[BEGIN TASK INPUT]

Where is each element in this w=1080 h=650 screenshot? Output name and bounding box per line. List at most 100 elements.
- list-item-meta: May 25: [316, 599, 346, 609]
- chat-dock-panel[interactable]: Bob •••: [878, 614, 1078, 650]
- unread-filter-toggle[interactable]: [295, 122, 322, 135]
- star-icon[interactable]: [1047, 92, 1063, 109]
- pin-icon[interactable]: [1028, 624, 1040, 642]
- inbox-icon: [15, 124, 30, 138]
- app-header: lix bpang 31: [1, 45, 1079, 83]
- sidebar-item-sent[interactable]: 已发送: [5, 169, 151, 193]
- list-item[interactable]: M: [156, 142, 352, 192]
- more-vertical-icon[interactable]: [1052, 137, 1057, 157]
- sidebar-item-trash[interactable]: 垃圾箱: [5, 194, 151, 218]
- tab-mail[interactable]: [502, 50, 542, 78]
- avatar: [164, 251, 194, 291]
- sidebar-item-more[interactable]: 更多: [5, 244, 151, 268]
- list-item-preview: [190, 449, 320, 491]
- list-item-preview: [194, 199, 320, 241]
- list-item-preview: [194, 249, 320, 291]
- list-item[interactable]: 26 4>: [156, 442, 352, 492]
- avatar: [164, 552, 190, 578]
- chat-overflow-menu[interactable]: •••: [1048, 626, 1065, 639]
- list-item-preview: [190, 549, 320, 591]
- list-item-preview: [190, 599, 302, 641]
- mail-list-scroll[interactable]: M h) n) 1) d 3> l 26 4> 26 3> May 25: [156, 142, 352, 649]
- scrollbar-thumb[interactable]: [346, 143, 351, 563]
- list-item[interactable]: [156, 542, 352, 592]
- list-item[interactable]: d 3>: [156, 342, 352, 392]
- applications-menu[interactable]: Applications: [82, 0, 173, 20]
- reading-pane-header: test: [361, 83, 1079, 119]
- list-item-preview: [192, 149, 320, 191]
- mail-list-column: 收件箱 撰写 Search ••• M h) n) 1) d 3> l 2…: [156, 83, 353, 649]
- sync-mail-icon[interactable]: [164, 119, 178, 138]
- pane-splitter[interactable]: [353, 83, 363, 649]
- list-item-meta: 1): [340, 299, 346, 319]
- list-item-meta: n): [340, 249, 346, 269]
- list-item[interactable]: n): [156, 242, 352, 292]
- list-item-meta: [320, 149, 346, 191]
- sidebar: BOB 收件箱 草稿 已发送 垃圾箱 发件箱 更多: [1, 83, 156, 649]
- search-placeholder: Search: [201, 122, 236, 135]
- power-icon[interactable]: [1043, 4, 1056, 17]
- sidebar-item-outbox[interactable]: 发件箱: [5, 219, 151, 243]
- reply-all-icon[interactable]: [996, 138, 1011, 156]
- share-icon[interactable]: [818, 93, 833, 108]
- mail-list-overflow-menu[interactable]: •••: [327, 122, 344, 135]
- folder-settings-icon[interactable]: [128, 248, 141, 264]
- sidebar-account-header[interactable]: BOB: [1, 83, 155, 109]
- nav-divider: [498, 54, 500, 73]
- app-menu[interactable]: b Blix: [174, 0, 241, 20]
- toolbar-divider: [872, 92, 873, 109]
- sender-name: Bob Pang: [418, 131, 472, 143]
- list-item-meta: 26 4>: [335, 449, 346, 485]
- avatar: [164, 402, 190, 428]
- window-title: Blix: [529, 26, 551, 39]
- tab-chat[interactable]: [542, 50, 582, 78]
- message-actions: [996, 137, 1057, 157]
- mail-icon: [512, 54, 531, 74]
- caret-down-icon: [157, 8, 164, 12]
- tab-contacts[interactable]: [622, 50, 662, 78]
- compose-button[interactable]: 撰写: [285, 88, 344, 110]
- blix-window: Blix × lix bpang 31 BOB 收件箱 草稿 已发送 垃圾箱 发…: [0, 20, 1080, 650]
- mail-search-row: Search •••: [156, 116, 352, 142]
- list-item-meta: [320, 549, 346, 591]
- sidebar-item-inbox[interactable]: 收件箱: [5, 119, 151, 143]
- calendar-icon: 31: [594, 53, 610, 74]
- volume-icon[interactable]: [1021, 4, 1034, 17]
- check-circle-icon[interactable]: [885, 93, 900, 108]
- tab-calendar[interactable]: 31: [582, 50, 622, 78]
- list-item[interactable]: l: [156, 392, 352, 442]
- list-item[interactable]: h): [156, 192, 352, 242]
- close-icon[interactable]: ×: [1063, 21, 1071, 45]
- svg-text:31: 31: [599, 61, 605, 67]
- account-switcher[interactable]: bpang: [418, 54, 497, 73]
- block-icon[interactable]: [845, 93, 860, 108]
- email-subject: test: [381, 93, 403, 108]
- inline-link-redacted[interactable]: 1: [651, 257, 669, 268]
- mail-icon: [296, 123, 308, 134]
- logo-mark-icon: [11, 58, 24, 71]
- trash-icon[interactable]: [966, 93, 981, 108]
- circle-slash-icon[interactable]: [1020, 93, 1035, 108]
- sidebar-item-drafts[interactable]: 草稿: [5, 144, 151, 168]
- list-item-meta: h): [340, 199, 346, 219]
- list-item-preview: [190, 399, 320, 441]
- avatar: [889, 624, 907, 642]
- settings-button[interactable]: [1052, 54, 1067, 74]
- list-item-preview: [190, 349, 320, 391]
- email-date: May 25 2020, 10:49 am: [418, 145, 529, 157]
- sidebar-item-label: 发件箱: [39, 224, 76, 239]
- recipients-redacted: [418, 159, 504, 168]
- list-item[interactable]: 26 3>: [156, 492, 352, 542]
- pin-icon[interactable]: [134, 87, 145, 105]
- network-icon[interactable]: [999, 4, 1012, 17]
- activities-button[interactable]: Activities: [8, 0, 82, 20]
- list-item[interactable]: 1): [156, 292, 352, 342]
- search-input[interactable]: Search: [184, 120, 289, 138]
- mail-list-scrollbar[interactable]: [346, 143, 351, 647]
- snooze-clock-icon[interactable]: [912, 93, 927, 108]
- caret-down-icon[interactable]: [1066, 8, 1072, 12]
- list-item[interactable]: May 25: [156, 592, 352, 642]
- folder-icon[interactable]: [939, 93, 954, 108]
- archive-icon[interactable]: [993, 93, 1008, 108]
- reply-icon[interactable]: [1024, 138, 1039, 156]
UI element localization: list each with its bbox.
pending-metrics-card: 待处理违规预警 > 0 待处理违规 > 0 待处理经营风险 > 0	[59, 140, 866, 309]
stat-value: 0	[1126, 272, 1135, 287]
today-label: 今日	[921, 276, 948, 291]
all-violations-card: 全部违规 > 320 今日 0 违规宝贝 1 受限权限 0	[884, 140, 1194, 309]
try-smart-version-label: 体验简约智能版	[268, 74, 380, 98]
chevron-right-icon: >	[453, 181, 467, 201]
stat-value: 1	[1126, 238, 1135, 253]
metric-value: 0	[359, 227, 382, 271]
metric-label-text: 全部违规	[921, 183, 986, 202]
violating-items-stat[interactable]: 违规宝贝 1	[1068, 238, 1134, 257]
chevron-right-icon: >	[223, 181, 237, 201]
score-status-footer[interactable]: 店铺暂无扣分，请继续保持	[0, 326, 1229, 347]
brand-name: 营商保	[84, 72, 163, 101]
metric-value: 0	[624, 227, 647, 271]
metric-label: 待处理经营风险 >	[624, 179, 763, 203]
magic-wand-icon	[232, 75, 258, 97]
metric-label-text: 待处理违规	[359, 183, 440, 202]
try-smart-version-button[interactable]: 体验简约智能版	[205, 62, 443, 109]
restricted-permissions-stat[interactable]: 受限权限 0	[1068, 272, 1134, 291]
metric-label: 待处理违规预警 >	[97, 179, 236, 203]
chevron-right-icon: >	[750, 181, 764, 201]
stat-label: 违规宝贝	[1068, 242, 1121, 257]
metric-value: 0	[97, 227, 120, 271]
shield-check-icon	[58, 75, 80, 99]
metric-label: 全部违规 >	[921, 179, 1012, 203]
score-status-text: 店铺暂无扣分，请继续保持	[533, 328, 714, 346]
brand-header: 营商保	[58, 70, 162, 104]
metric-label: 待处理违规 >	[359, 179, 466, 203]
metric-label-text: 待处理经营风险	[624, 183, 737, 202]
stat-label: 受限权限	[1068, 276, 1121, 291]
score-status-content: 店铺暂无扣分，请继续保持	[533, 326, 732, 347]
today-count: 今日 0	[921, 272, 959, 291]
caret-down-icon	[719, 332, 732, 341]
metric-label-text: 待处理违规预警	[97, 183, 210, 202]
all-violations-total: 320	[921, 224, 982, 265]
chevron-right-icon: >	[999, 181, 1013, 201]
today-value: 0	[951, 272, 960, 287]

[END TASK INPUT]

OBJECTIVE
Swap "screenshot" for "screen capture" in the data from its start through the line containing "- chat-dock-panel[interactable]: Bob", and reproduce only those lines with nothing else changed.

SOLUTION TO THE EXERCISE
Where is each element in this w=1080 h=650 screen capture? Output name and bounding box per line. List at most 100 elements.
- list-item-meta: May 25: [316, 599, 346, 609]
- chat-dock-panel[interactable]: Bob •••: [878, 614, 1078, 650]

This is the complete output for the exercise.